Collected data
=====

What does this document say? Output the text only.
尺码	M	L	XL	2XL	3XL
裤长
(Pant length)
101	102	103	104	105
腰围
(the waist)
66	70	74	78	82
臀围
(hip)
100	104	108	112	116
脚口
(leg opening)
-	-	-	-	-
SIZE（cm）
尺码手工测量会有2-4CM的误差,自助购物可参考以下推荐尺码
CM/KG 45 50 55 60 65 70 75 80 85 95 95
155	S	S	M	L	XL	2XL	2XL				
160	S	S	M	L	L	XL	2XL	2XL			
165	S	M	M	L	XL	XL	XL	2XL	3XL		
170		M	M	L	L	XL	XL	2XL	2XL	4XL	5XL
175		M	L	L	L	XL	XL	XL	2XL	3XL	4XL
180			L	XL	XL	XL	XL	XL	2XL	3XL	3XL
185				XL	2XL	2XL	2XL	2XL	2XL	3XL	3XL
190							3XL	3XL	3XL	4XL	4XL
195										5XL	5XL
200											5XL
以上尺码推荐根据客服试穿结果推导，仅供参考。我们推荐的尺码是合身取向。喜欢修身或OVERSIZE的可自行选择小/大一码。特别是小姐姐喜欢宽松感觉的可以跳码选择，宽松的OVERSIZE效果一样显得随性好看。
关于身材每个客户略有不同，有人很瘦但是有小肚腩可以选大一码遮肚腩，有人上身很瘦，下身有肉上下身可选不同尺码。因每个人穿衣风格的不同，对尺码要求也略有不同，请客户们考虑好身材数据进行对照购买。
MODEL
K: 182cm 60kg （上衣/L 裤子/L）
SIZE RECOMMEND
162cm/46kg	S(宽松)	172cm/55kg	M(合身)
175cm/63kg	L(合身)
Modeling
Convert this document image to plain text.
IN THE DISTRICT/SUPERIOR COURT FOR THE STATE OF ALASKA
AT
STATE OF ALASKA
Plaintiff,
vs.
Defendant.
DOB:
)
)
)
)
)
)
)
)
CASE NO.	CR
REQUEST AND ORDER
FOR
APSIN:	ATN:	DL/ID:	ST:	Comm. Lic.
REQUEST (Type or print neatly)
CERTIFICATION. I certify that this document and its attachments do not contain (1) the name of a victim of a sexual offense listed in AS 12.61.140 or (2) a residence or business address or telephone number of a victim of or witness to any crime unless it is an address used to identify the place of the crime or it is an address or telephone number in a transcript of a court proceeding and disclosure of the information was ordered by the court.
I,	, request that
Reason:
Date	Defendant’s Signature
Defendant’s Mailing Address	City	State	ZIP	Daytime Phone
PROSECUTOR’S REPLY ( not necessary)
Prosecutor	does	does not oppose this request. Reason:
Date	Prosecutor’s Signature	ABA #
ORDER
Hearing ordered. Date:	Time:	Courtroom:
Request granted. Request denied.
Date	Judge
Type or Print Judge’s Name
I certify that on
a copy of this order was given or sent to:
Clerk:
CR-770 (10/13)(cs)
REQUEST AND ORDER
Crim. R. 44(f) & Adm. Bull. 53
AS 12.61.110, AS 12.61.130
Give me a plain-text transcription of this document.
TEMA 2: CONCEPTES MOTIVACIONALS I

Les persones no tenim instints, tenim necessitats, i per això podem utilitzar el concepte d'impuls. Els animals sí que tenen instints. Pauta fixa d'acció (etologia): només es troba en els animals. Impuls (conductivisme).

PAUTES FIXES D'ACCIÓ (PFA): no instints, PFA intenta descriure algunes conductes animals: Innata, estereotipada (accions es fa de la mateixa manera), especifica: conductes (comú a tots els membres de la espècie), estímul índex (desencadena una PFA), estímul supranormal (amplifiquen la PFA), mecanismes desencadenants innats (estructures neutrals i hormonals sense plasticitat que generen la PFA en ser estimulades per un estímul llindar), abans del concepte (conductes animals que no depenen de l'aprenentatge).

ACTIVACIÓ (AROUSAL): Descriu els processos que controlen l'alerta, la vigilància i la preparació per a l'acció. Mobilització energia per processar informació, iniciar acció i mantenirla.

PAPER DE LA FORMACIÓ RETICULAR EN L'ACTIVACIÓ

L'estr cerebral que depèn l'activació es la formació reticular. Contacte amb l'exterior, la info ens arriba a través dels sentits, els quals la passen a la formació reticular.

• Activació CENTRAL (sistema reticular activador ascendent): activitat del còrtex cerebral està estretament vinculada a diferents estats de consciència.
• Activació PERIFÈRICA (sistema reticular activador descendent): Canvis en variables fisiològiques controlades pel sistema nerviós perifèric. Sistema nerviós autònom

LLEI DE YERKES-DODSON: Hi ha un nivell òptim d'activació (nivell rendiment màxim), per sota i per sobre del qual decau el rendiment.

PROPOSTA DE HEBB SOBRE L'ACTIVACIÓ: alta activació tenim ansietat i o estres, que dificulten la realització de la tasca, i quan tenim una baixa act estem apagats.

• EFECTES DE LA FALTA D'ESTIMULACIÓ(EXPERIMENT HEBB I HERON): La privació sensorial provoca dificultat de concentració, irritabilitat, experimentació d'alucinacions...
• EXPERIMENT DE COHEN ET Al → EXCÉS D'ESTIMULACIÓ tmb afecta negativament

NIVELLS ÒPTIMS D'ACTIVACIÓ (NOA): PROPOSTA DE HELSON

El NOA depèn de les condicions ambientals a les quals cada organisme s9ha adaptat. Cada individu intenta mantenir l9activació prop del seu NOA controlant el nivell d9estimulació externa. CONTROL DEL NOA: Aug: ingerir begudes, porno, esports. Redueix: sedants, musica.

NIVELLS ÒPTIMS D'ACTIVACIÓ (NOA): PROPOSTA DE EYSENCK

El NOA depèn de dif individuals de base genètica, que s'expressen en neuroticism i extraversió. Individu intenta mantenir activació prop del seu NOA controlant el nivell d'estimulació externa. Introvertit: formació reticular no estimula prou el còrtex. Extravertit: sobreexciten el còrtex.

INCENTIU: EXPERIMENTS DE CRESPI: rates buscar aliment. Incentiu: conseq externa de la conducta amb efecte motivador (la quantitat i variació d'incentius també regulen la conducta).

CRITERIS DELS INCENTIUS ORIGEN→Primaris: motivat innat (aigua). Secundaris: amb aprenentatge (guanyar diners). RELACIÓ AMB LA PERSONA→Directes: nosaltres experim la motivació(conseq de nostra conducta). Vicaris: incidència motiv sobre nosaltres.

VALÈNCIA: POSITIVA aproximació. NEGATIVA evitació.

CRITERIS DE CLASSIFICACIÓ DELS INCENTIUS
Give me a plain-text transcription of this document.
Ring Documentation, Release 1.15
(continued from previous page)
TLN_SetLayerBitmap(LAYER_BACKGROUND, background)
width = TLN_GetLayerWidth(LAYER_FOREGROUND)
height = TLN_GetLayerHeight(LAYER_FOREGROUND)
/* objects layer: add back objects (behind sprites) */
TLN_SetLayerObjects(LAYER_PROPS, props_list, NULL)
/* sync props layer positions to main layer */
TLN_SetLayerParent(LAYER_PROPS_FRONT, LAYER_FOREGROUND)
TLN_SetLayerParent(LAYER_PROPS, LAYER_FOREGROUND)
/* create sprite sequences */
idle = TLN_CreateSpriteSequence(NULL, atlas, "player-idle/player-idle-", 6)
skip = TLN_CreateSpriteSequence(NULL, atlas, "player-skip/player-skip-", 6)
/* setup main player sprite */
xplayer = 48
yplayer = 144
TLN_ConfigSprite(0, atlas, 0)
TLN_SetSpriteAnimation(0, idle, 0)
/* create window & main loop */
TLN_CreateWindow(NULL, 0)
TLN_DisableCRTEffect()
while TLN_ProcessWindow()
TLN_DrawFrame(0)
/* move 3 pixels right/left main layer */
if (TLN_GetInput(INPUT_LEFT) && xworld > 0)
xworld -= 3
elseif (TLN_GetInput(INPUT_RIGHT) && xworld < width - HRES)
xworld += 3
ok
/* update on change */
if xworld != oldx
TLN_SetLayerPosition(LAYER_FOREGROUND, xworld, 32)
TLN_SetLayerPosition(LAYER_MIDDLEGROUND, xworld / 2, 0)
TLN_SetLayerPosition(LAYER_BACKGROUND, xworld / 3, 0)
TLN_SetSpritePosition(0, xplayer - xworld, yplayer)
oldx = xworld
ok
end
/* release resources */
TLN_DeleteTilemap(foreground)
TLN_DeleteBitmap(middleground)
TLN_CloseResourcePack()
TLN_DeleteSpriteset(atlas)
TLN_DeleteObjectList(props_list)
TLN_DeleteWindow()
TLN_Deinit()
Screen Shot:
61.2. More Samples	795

=====

THE REQUEST: Identify the lines that contain the string "does", and copy every one of them.

RESULT FOR THIS TASK:
What does this document say? Output the text only.
Prosecutor	does	does not oppose this request. Reason:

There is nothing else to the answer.